Given exercise: From the listing below, extract every line in which the word "Accuracy" appears.

Exercise input:
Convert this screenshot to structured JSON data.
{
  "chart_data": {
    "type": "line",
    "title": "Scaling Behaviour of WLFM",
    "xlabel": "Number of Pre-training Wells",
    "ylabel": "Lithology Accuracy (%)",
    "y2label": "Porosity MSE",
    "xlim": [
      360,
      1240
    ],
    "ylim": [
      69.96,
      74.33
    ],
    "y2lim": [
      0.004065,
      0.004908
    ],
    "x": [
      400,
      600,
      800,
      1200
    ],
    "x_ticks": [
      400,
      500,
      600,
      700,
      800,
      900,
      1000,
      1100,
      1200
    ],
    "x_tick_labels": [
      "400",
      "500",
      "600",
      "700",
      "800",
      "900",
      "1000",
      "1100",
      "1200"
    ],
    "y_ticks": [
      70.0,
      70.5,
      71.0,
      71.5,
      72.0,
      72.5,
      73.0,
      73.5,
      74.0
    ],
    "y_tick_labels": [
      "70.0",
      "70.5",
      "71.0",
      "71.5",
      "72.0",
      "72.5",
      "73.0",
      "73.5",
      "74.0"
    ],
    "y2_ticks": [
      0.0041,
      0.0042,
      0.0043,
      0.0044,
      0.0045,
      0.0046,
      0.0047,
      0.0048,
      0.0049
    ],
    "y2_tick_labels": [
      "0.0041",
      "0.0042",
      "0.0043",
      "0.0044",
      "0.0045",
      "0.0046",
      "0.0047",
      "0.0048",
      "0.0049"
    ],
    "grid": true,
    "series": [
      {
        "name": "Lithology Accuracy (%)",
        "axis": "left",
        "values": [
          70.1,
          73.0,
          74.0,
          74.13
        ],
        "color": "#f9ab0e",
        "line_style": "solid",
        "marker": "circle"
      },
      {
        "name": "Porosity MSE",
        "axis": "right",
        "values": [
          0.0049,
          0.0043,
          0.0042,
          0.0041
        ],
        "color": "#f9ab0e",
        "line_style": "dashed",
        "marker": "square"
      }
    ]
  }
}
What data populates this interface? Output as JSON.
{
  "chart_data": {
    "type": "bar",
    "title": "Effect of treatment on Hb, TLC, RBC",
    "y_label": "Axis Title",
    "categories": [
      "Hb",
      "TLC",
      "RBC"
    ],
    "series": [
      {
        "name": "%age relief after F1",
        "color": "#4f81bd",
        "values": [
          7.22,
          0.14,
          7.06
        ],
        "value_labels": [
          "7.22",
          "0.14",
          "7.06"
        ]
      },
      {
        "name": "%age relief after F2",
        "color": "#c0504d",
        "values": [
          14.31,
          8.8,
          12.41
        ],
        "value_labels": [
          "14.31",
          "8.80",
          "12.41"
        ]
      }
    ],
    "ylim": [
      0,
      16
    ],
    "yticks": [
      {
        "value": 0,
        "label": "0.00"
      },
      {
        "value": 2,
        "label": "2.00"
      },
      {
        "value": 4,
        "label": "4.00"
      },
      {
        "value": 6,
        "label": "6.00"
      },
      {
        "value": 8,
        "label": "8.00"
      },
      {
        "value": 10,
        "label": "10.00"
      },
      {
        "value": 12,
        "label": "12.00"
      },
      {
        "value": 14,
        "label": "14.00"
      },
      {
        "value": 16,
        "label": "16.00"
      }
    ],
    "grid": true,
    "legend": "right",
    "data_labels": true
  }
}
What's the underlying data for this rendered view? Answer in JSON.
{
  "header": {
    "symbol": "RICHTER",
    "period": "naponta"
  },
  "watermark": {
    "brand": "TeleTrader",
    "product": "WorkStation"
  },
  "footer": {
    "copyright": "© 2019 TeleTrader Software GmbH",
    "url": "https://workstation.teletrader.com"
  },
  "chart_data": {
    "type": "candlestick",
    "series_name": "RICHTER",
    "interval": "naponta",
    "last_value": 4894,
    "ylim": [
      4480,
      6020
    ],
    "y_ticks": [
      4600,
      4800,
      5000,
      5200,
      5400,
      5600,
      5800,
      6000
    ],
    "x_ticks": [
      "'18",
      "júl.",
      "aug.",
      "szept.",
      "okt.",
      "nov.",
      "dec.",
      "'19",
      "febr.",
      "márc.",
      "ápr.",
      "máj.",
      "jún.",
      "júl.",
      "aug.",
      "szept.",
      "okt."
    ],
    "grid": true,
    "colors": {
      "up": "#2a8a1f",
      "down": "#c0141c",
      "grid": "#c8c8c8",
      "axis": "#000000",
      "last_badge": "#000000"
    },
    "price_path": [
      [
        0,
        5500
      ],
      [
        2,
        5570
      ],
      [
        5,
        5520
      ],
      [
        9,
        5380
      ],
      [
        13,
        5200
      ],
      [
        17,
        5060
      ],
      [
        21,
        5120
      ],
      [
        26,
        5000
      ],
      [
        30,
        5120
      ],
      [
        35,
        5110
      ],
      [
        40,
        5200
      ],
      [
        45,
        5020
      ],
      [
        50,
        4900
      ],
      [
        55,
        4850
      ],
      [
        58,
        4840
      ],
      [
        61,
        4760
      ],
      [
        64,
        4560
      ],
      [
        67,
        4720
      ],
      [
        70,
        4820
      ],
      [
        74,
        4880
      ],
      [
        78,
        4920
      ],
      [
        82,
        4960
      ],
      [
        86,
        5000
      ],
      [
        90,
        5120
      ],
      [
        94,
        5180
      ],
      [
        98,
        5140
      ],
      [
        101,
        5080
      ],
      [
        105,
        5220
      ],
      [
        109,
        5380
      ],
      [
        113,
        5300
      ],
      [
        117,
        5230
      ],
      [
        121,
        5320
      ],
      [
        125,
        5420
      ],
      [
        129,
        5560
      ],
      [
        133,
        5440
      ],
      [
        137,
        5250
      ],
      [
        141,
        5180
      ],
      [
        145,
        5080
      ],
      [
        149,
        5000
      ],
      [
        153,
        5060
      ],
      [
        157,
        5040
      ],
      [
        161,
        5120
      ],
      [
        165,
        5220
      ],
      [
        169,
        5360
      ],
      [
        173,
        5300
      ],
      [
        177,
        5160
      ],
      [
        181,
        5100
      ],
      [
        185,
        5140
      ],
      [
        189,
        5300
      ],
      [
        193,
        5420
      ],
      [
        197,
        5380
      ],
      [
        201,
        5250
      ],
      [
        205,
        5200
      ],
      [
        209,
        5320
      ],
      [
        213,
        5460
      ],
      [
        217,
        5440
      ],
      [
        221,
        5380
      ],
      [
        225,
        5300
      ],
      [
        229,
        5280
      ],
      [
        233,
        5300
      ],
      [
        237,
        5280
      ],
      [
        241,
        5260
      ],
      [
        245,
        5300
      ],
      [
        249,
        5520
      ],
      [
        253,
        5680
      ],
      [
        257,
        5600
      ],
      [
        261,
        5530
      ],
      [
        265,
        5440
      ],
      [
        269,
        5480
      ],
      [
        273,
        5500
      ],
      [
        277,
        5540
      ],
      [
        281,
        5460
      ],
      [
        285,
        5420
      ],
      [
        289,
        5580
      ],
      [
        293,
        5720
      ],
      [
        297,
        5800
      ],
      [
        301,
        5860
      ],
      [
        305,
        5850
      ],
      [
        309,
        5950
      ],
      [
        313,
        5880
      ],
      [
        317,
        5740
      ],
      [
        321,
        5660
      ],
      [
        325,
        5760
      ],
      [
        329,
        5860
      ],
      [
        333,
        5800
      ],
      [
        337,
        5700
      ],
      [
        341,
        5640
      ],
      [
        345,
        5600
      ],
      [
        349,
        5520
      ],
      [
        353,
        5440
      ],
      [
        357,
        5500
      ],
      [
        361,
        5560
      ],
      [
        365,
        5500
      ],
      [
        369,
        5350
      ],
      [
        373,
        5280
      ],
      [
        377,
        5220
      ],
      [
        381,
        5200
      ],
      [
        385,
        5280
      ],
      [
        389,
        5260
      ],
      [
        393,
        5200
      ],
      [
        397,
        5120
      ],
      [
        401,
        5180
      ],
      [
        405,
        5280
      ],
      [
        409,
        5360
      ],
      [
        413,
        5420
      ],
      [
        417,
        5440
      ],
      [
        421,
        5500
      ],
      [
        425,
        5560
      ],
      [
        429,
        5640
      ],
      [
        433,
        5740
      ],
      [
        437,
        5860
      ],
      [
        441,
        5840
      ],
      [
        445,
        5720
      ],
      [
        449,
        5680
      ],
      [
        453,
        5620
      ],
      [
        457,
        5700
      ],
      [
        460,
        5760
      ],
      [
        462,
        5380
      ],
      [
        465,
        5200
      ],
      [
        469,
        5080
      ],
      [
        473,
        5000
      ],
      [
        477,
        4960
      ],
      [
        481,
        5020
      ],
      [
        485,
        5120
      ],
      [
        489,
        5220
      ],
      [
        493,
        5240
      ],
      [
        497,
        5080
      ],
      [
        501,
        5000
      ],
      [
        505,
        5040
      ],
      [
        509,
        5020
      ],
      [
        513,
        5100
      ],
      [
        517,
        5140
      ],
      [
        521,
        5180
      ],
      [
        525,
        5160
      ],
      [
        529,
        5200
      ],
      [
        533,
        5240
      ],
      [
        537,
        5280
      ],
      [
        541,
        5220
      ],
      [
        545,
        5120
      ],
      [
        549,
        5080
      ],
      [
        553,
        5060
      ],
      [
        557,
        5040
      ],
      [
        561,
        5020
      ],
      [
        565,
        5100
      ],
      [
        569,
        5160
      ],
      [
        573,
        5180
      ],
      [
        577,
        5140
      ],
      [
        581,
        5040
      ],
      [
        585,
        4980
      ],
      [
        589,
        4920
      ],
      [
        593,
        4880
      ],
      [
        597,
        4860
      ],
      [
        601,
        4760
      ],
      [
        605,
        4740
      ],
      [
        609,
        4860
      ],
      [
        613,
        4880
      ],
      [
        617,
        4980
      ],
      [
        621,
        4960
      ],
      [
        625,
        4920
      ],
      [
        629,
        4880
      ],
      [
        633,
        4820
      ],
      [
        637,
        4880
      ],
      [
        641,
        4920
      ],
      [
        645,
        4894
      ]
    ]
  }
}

Output below:
    "ylabel": "Lithology Accuracy (%)",
        "name": "Lithology Accuracy (%)",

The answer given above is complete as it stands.